======== SUPPLIED ENTRIES ========

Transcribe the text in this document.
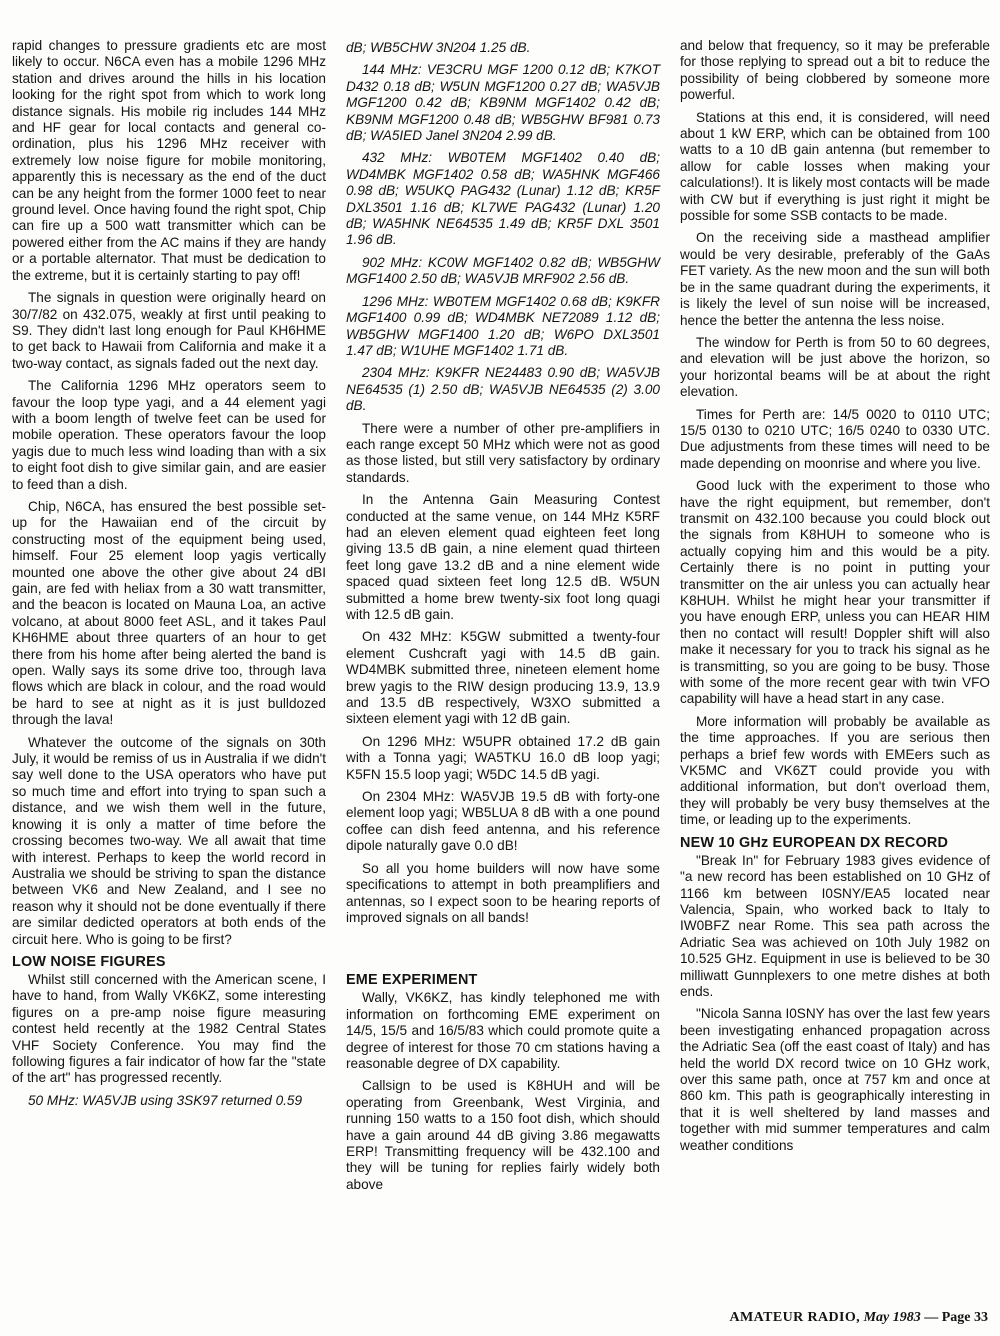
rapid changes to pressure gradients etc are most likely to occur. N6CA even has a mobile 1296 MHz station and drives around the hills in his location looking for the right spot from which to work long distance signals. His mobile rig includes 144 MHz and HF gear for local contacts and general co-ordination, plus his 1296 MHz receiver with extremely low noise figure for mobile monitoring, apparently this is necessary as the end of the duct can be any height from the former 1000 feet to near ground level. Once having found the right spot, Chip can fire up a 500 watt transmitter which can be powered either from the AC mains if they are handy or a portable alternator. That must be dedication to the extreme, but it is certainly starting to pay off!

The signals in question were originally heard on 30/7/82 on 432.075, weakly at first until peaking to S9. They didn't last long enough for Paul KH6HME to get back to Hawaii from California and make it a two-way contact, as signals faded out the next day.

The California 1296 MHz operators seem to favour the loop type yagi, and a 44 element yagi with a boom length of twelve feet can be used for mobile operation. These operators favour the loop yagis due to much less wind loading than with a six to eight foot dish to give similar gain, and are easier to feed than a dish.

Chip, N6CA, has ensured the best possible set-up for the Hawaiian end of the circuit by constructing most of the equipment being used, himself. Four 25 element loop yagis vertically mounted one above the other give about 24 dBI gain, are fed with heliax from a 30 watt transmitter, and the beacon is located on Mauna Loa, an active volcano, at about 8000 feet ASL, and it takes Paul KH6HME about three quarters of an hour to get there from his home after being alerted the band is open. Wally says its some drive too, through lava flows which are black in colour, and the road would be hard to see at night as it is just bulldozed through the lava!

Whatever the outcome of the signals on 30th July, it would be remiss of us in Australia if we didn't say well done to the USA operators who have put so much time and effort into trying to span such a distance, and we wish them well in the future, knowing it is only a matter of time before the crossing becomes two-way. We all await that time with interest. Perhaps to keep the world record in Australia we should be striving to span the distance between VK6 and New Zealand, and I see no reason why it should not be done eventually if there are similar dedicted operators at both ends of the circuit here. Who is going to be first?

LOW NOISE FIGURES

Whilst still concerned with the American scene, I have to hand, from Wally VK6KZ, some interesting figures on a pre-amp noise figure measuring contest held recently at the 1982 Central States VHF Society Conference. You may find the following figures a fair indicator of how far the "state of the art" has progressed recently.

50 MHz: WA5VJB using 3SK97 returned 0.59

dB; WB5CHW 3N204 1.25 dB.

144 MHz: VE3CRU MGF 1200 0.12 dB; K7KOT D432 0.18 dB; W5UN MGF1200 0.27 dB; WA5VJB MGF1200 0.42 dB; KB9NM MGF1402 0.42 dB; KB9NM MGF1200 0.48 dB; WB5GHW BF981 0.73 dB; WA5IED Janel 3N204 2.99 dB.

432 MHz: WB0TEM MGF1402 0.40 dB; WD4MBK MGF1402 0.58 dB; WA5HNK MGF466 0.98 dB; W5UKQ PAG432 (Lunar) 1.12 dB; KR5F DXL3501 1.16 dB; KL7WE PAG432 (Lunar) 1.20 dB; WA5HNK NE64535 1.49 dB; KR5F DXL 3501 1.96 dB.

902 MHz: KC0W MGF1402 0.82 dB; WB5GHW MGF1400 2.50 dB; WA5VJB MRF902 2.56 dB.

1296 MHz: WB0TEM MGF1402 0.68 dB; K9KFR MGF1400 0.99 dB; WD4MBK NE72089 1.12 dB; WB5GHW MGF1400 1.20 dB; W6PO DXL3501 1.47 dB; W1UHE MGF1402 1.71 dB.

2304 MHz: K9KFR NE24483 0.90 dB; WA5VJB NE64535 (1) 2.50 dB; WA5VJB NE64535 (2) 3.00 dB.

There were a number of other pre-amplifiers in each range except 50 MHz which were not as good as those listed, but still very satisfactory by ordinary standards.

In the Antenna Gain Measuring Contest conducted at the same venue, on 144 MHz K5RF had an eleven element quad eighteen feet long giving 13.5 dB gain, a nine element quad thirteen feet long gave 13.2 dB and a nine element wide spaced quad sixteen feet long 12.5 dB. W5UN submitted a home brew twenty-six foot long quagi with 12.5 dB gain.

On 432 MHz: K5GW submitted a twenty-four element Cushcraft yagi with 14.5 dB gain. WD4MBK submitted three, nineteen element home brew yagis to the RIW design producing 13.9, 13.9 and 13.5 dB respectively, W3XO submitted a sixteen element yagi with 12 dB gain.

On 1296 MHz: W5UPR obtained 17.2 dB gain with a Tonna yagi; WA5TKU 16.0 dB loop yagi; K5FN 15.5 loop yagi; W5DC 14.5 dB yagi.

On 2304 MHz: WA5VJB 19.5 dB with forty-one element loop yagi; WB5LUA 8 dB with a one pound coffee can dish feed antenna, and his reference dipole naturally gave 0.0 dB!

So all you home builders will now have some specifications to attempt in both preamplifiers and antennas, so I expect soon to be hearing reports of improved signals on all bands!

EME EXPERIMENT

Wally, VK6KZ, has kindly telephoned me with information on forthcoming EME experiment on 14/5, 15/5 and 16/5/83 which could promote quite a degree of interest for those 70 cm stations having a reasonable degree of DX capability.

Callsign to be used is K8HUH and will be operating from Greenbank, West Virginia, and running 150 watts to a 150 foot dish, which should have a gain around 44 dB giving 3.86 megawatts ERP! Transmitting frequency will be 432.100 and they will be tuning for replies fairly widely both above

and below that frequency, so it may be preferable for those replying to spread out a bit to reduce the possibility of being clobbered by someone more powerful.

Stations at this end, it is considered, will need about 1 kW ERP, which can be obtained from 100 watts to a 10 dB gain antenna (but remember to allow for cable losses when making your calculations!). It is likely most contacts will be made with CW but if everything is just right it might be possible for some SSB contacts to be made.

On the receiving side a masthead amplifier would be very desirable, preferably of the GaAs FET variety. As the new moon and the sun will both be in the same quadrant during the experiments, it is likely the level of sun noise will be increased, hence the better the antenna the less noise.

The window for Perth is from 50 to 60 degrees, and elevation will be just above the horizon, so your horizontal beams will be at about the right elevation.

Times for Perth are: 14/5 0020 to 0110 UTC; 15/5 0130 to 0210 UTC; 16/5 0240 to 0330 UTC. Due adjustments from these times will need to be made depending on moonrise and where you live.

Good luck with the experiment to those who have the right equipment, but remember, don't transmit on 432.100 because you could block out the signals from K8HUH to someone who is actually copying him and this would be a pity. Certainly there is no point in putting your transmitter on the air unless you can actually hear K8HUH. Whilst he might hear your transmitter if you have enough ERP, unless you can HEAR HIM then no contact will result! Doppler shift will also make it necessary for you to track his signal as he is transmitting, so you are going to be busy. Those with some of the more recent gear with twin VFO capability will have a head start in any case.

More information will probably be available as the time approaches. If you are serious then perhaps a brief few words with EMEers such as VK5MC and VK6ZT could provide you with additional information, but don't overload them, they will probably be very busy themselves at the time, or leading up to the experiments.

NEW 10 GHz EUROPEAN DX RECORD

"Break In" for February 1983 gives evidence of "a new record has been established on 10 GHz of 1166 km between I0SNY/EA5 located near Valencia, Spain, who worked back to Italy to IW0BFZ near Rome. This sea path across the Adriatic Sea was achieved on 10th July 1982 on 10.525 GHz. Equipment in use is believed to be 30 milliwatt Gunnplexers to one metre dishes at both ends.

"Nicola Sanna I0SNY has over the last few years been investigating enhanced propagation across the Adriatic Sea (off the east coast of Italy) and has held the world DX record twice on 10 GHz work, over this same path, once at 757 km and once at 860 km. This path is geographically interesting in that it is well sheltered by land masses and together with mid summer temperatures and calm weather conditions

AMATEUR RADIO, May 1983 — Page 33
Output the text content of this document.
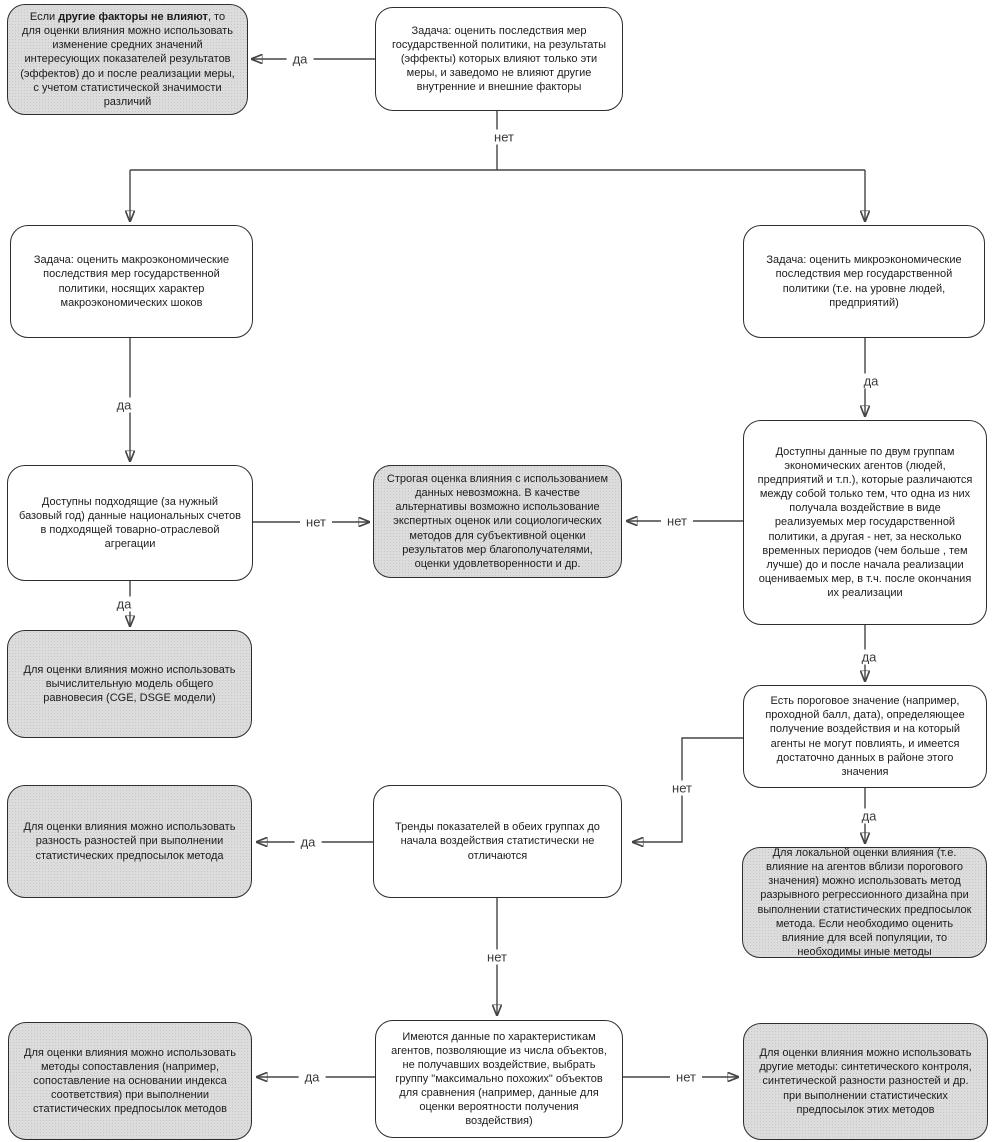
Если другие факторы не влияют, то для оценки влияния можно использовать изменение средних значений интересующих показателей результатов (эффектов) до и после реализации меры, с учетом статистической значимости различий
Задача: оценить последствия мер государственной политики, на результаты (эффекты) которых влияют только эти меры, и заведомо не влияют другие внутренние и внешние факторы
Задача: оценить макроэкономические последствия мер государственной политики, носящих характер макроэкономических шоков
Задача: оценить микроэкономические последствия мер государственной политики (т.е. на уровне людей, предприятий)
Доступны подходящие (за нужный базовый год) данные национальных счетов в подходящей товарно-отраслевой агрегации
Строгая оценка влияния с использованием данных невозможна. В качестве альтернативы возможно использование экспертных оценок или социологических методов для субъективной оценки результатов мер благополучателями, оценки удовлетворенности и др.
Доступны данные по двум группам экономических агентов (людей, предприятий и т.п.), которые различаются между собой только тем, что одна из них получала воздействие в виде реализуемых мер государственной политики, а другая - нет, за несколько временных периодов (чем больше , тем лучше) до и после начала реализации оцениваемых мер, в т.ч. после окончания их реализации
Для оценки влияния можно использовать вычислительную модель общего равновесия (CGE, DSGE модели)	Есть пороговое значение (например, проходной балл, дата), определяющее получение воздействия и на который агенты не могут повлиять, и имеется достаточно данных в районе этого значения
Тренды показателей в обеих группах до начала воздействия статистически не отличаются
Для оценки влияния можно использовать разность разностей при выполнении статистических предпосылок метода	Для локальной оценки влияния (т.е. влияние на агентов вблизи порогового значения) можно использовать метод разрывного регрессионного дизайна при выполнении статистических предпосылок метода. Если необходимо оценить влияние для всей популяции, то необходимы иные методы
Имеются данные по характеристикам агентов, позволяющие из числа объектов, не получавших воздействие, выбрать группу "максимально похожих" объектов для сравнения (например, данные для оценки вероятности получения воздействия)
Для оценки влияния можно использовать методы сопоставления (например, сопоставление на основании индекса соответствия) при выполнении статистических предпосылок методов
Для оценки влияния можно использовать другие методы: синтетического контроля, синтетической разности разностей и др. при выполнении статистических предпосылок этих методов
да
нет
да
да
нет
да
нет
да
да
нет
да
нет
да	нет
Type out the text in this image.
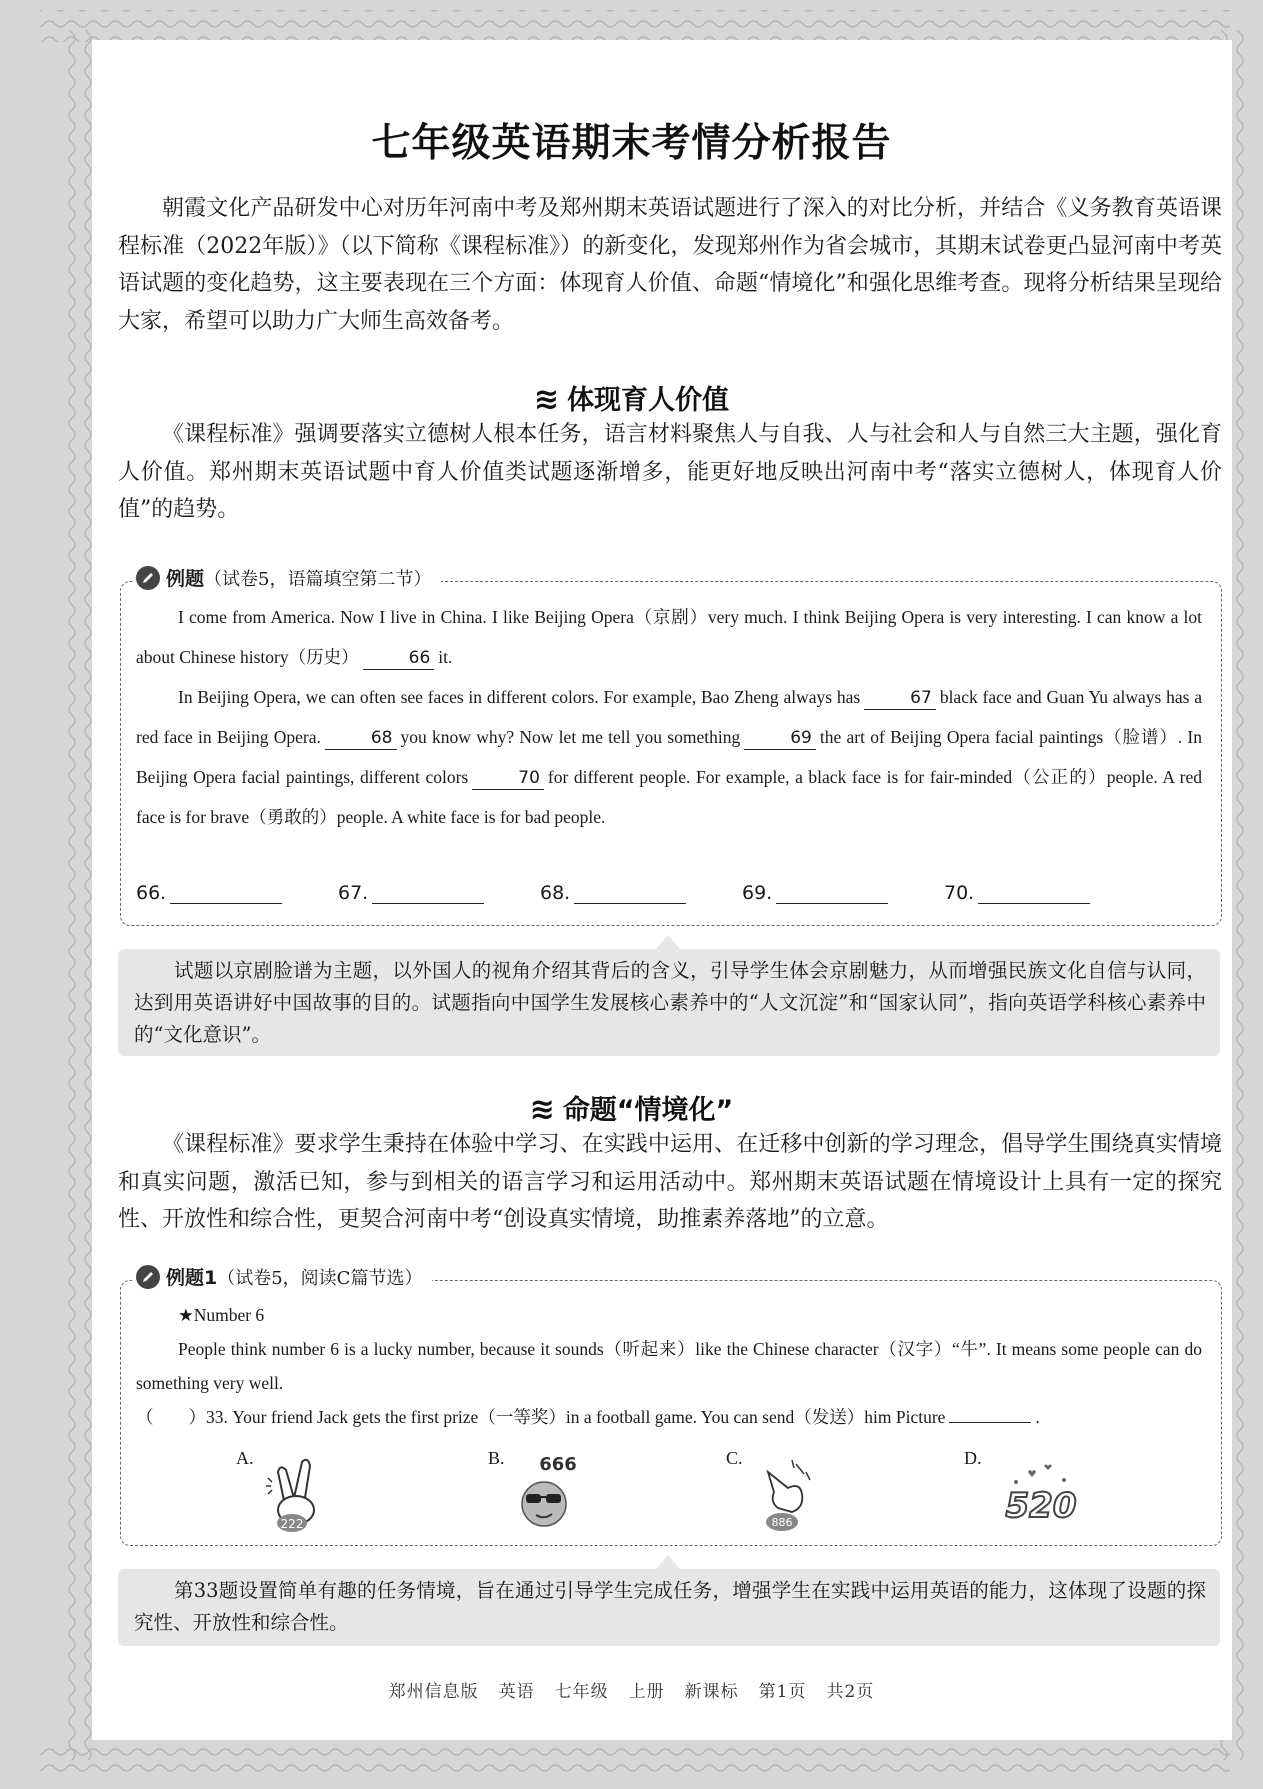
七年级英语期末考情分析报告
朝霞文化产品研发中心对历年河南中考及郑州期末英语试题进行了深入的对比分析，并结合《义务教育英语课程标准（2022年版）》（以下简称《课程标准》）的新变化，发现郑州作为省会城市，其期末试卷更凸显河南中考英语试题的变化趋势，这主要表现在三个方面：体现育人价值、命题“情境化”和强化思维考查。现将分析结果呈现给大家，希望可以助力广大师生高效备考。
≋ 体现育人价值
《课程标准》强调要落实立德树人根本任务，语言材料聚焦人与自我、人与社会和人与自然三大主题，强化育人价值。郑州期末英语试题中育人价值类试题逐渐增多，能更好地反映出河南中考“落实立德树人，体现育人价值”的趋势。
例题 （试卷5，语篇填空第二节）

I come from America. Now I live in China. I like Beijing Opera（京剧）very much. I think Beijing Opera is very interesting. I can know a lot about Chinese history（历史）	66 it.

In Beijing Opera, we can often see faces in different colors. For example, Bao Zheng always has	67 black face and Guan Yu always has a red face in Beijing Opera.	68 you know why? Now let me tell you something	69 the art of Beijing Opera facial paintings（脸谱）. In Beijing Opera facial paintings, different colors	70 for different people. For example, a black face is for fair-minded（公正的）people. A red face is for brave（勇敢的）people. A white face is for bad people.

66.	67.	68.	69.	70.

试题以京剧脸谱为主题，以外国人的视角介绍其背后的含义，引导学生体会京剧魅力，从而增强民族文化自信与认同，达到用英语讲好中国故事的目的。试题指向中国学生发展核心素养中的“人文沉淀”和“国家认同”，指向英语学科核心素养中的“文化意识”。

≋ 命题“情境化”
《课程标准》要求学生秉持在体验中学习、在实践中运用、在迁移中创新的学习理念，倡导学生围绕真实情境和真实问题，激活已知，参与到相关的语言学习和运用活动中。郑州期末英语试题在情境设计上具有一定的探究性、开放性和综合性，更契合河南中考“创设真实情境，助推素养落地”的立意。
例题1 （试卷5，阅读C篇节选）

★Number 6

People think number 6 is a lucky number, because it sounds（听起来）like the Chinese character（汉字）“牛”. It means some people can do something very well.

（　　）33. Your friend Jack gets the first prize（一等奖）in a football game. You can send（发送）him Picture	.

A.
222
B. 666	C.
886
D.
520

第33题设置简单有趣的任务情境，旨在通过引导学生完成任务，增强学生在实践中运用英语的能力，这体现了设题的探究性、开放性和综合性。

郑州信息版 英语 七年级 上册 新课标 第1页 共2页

========

SHORT PROBLEM - Copy every line of the listing that includes the string "text".

ANSWER IN FULL -
Transcribe the text in this document.
Output the text content of this document.
Type out the text in this image.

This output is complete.